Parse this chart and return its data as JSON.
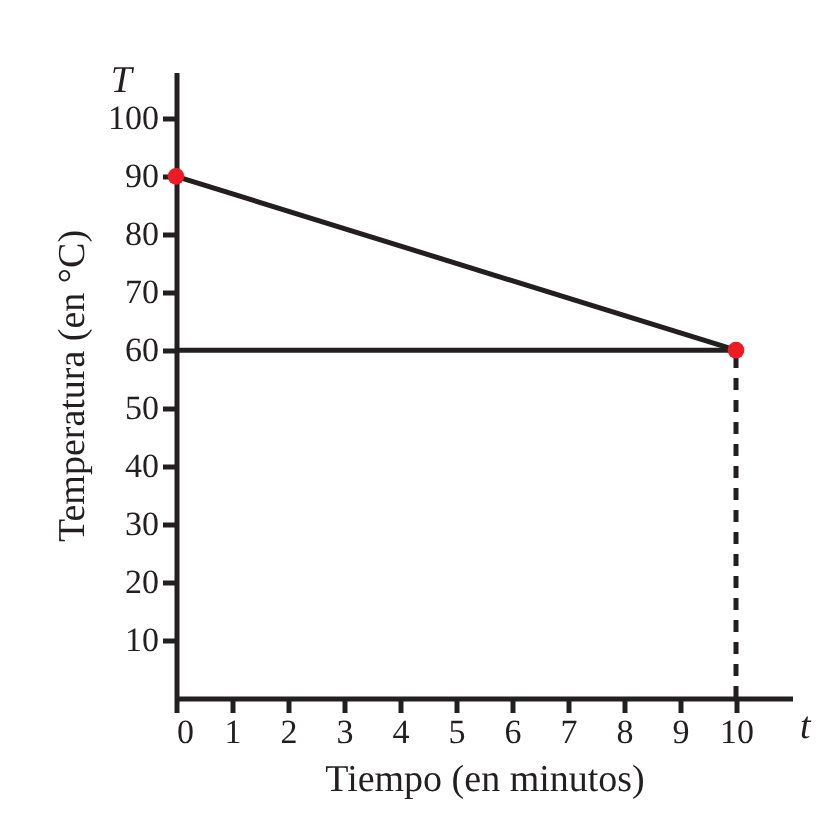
{
  "chart_data": {
    "type": "line",
    "xlabel": "Tiempo (en minutos)",
    "ylabel": "Temperatura (en °C)",
    "annotations": [
      "T",
      "t"
    ],
    "xlim": [
      0,
      11
    ],
    "ylim": [
      0,
      108
    ],
    "xticks": [
      0,
      1,
      2,
      3,
      4,
      5,
      6,
      7,
      8,
      9,
      10
    ],
    "yticks": [
      10,
      20,
      30,
      40,
      50,
      60,
      70,
      80,
      90,
      100
    ],
    "grid": false,
    "x": [
      0,
      10
    ],
    "series": [
      {
        "values": [
          90,
          60
        ],
        "color": "#231f20",
        "line_style": "solid"
      },
      {
        "values": [
          60,
          60
        ],
        "color": "#231f20",
        "line_style": "solid"
      },
      {
        "x": [
          10,
          10
        ],
        "values": [
          0,
          60
        ],
        "color": "#231f20",
        "line_style": "dashed"
      },
      {
        "type": "scatter",
        "values": [
          90,
          60
        ],
        "color": "#ed1c24",
        "marker": "circle"
      }
    ]
  }
}
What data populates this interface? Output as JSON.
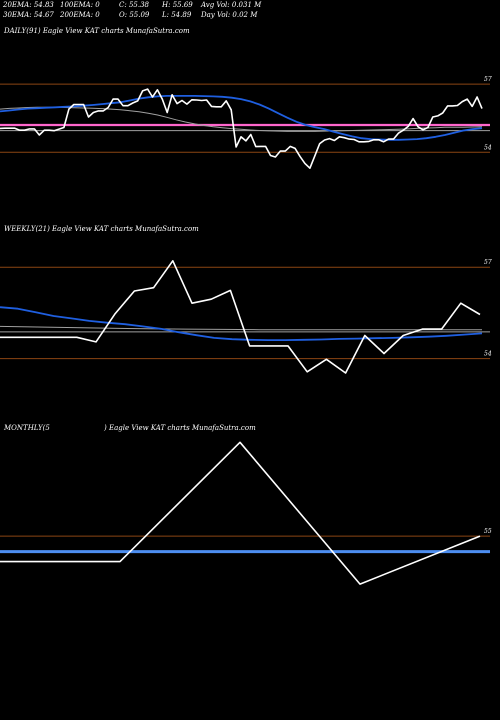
{
  "header": {
    "ema20": "20EMA: 54.83",
    "ema100": "100EMA: 0",
    "close": "C: 55.38",
    "high": "H: 55.69",
    "avg_vol": "Avg Vol: 0.031 M",
    "ema30": "30EMA: 54.67",
    "ema200": "200EMA: 0",
    "open": "O: 55.09",
    "low": "L: 54.89",
    "day_vol": "Day Vol: 0.02 M"
  },
  "colors": {
    "background": "#000000",
    "price": "#ffffff",
    "ema_fast": "#1f5fe0",
    "ema_slow": "#a0a0a0",
    "pink_ref": "#ff66cc",
    "resistance": "#8b4513",
    "monthly_level": "#4d8ef0"
  },
  "chart_data": [
    {
      "type": "line",
      "title": "DAILY(91) Eagle View KAT charts MunafaSutra.com",
      "y_ticks": [
        "57",
        "54"
      ],
      "ylim": [
        53.0,
        57.4
      ],
      "horizontal_lines": [
        {
          "name": "resistance",
          "value": 57.0
        },
        {
          "name": "pink",
          "value": 55.2
        },
        {
          "name": "gray",
          "value": 54.95
        },
        {
          "name": "support",
          "value": 54.0
        }
      ],
      "series": [
        {
          "role": "price",
          "values": [
            55.05,
            55.06,
            55.06,
            55.06,
            54.97,
            54.97,
            55.03,
            55.03,
            54.76,
            54.97,
            54.97,
            54.95,
            55.02,
            55.09,
            55.9,
            56.1,
            56.1,
            56.1,
            55.55,
            55.75,
            55.82,
            55.82,
            55.97,
            56.34,
            56.34,
            56.05,
            56.05,
            56.17,
            56.26,
            56.7,
            56.78,
            56.43,
            56.75,
            56.34,
            55.75,
            56.53,
            56.14,
            56.28,
            56.12,
            56.31,
            56.3,
            56.28,
            56.3,
            56.02,
            56.0,
            56.0,
            56.26,
            55.87,
            54.23,
            54.68,
            54.5,
            54.78,
            54.25,
            54.26,
            54.26,
            53.86,
            53.79,
            54.05,
            54.05,
            54.26,
            54.17,
            53.82,
            53.51,
            53.3,
            53.84,
            54.38,
            54.54,
            54.6,
            54.52,
            54.68,
            54.64,
            54.58,
            54.56,
            54.46,
            54.46,
            54.48,
            54.55,
            54.55,
            54.46,
            54.58,
            54.58,
            54.84,
            54.97,
            55.14,
            55.48,
            55.12,
            54.99,
            55.09,
            55.55,
            55.6,
            55.73,
            56.04,
            56.04,
            56.06,
            56.23,
            56.34,
            56.02,
            56.43,
            55.92
          ]
        },
        {
          "role": "ema_fast",
          "values": [
            55.8,
            55.84,
            55.88,
            55.92,
            55.94,
            55.96,
            55.98,
            56.0,
            56.02,
            56.05,
            56.08,
            56.12,
            56.16,
            56.2,
            56.28,
            56.36,
            56.42,
            56.46,
            56.48,
            56.48,
            56.48,
            56.48,
            56.47,
            56.46,
            56.44,
            56.4,
            56.34,
            56.24,
            56.1,
            55.92,
            55.72,
            55.52,
            55.34,
            55.2,
            55.1,
            55.02,
            54.9,
            54.8,
            54.7,
            54.62,
            54.58,
            54.56,
            54.55,
            54.55,
            54.56,
            54.58,
            54.62,
            54.68,
            54.76,
            54.86,
            54.96,
            55.02,
            55.06
          ]
        },
        {
          "role": "ema_slow",
          "values": [
            55.9,
            55.93,
            55.95,
            55.97,
            55.98,
            55.98,
            55.98,
            55.97,
            55.96,
            55.95,
            55.94,
            55.92,
            55.9,
            55.87,
            55.83,
            55.78,
            55.72,
            55.64,
            55.54,
            55.43,
            55.33,
            55.25,
            55.18,
            55.12,
            55.08,
            55.04,
            55.01,
            54.98,
            54.96,
            54.94,
            54.93,
            54.92,
            54.92,
            54.92,
            54.92,
            54.93,
            54.94,
            54.95,
            54.96,
            54.97,
            54.98,
            54.99,
            55.0,
            55.01,
            55.03,
            55.05,
            55.07,
            55.08,
            55.1,
            55.1,
            55.1,
            55.11,
            55.12
          ]
        }
      ]
    },
    {
      "type": "line",
      "title": "WEEKLY(21) Eagle View KAT charts MunafaSutra.com",
      "y_ticks": [
        "57",
        "54"
      ],
      "ylim": [
        53.3,
        57.5
      ],
      "horizontal_lines": [
        {
          "name": "resistance",
          "value": 57.0
        },
        {
          "name": "gray",
          "value": 54.88
        },
        {
          "name": "support",
          "value": 54.0
        }
      ],
      "series": [
        {
          "role": "price",
          "values": [
            54.7,
            54.7,
            54.7,
            54.7,
            54.7,
            54.55,
            55.48,
            56.22,
            56.33,
            57.21,
            55.82,
            55.95,
            56.24,
            54.42,
            54.42,
            54.42,
            53.57,
            53.98,
            53.53,
            54.76,
            54.17,
            54.76,
            54.97,
            54.97,
            55.82,
            55.45
          ]
        },
        {
          "role": "ema_fast",
          "values": [
            55.69,
            55.64,
            55.52,
            55.4,
            55.32,
            55.24,
            55.18,
            55.13,
            55.06,
            54.98,
            54.87,
            54.77,
            54.68,
            54.64,
            54.62,
            54.61,
            54.61,
            54.62,
            54.63,
            54.65,
            54.66,
            54.67,
            54.68,
            54.7,
            54.72,
            54.75,
            54.79,
            54.83
          ]
        },
        {
          "role": "ema_slow",
          "values": [
            55.06,
            55.04,
            55.02,
            55.0,
            54.98,
            54.97,
            54.96,
            54.95,
            54.95,
            54.95,
            54.95,
            54.95,
            54.95,
            54.95
          ]
        }
      ]
    },
    {
      "type": "line",
      "title": "MONTHLY(5 ) Eagle View KAT charts MunafaSutra.com",
      "title_left": "MONTHLY(5",
      "title_right": ") Eagle View KAT charts MunafaSutra.com",
      "y_ticks": [
        "55"
      ],
      "ylim": [
        51.6,
        60.0
      ],
      "horizontal_lines": [
        {
          "name": "resistance",
          "value": 55.0
        },
        {
          "name": "monthly_level",
          "value": 54.33
        }
      ],
      "series": [
        {
          "role": "price",
          "values": [
            53.9,
            53.9,
            59.04,
            52.93,
            55.0
          ]
        }
      ]
    }
  ]
}
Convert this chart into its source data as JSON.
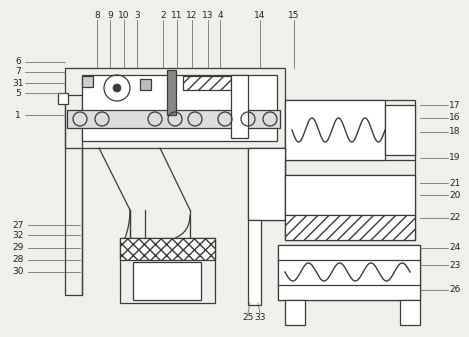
{
  "bg_color": "#f0f0eb",
  "lc": "#3a3a3a",
  "lc_leader": "#666666",
  "lc_label": "#222222",
  "fig_width": 4.69,
  "fig_height": 3.37,
  "dpi": 100,
  "top_labels": {
    "texts": [
      "8",
      "9",
      "10",
      "3",
      "2",
      "11",
      "12",
      "13",
      "4",
      "14",
      "15"
    ],
    "x": [
      97,
      110,
      125,
      138,
      163,
      177,
      192,
      208,
      221,
      260,
      295
    ],
    "y": 20
  },
  "left_labels": {
    "texts": [
      "6",
      "7",
      "31",
      "5",
      "1"
    ],
    "y": [
      62,
      72,
      83,
      93,
      115
    ]
  },
  "right_labels": {
    "texts": [
      "17",
      "16",
      "18",
      "19",
      "21",
      "20",
      "22",
      "24",
      "23",
      "26"
    ],
    "y": [
      132,
      142,
      153,
      165,
      195,
      207,
      218,
      238,
      252,
      278
    ]
  },
  "bottom_labels": {
    "texts": [
      "27",
      "32",
      "29",
      "28",
      "30",
      "25",
      "33"
    ],
    "x": [
      18,
      18,
      18,
      18,
      18,
      215,
      228
    ],
    "y": [
      228,
      237,
      248,
      260,
      270,
      308,
      308
    ]
  }
}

————

» **Work to complete**:
Review the preceding data and report every line that includes the string "JSON".

» **Response**:
Parse this chart and return its data as JSON.
What data populates this interface? Output as JSON.
Convert this chart into its source data as JSON.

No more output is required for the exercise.